| Work to be completed |
Output every record below exactly as it appears.

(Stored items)
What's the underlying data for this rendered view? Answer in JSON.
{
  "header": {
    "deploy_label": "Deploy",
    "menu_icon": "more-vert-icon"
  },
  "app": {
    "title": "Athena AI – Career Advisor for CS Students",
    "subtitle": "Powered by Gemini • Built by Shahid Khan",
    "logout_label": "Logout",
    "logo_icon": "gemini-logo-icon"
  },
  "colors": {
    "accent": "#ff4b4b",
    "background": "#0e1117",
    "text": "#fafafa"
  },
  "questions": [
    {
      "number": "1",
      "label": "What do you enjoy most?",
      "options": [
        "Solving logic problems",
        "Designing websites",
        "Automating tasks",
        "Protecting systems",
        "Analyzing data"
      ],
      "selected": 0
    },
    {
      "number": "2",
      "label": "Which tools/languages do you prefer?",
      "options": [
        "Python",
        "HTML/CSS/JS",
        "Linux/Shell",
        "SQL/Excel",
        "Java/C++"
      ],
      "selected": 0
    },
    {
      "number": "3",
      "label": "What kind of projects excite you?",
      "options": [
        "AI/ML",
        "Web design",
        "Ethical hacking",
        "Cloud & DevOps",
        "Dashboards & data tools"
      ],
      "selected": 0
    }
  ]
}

| Answer to the task |
What's the underlying data for this rendered view? Answer in JSON.
{
  "header": {
    "deploy_label": "Deploy",
    "menu_icon": "more-vert-icon"
  },
  "app": {
    "title": "Athena AI – Career Advisor for CS Students",
    "subtitle": "Powered by Gemini • Built by Shahid Khan",
    "logout_label": "Logout",
    "logo_icon": "gemini-logo-icon"
  },
  "colors": {
    "accent": "#ff4b4b",
    "background": "#0e1117",
    "text": "#fafafa"
  },
  "questions": [
    {
      "number": "1",
      "label": "What do you enjoy most?",
      "options": [
        "Solving logic problems",
        "Designing websites",
        "Automating tasks",
        "Protecting systems",
        "Analyzing data"
      ],
      "selected": 0
    },
    {
      "number": "2",
      "label": "Which tools/languages do you prefer?",
      "options": [
        "Python",
        "HTML/CSS/JS",
        "Linux/Shell",
        "SQL/Excel",
        "Java/C++"
      ],
      "selected": 0
    },
    {
      "number": "3",
      "label": "What kind of projects excite you?",
      "options": [
        "AI/ML",
        "Web design",
        "Ethical hacking",
        "Cloud & DevOps",
        "Dashboards & data tools"
      ],
      "selected": 0
    }
  ]
}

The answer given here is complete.